Stored data
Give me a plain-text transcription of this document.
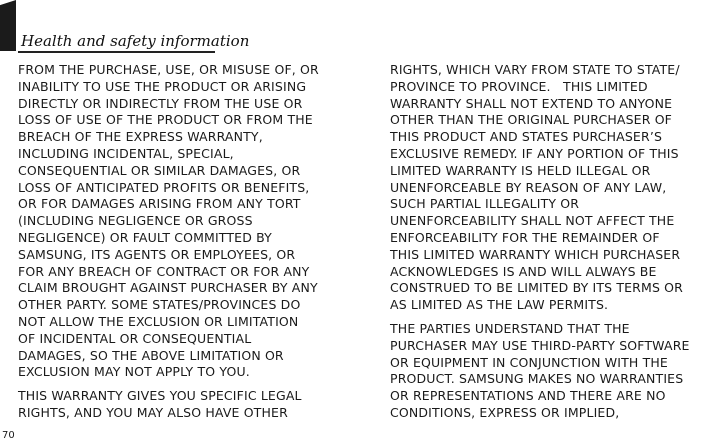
Health and safety information

FROM THE PURCHASE, USE, OR MISUSE OF, OR
INABILITY TO USE THE PRODUCT OR ARISING
DIRECTLY OR INDIRECTLY FROM THE USE OR
LOSS OF USE OF THE PRODUCT OR FROM THE
BREACH OF THE EXPRESS WARRANTY,
INCLUDING INCIDENTAL, SPECIAL,
CONSEQUENTIAL OR SIMILAR DAMAGES, OR
LOSS OF ANTICIPATED PROFITS OR BENEFITS,
OR FOR DAMAGES ARISING FROM ANY TORT
(INCLUDING NEGLIGENCE OR GROSS
NEGLIGENCE) OR FAULT COMMITTED BY
SAMSUNG, ITS AGENTS OR EMPLOYEES, OR
FOR ANY BREACH OF CONTRACT OR FOR ANY
CLAIM BROUGHT AGAINST PURCHASER BY ANY
OTHER PARTY. SOME STATES/PROVINCES DO
NOT ALLOW THE EXCLUSION OR LIMITATION
OF INCIDENTAL OR CONSEQUENTIAL
DAMAGES, SO THE ABOVE LIMITATION OR
EXCLUSION MAY NOT APPLY TO YOU.

THIS WARRANTY GIVES YOU SPECIFIC LEGAL
RIGHTS, AND YOU MAY ALSO HAVE OTHER

RIGHTS, WHICH VARY FROM STATE TO STATE/
PROVINCE TO PROVINCE.   THIS LIMITED
WARRANTY SHALL NOT EXTEND TO ANYONE
OTHER THAN THE ORIGINAL PURCHASER OF
THIS PRODUCT AND STATES PURCHASER’S
EXCLUSIVE REMEDY. IF ANY PORTION OF THIS
LIMITED WARRANTY IS HELD ILLEGAL OR
UNENFORCEABLE BY REASON OF ANY LAW,
SUCH PARTIAL ILLEGALITY OR
UNENFORCEABILITY SHALL NOT AFFECT THE
ENFORCEABILITY FOR THE REMAINDER OF
THIS LIMITED WARRANTY WHICH PURCHASER
ACKNOWLEDGES IS AND WILL ALWAYS BE
CONSTRUED TO BE LIMITED BY ITS TERMS OR
AS LIMITED AS THE LAW PERMITS.

THE PARTIES UNDERSTAND THAT THE
PURCHASER MAY USE THIRD-PARTY SOFTWARE
OR EQUIPMENT IN CONJUNCTION WITH THE
PRODUCT. SAMSUNG MAKES NO WARRANTIES
OR REPRESENTATIONS AND THERE ARE NO
CONDITIONS, EXPRESS OR IMPLIED,

70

## WHAT TO DO
Across all the entries, count the lines that contain the word "FROM" and give the number by itself.

## RESULT OF THIS EXERCISE
5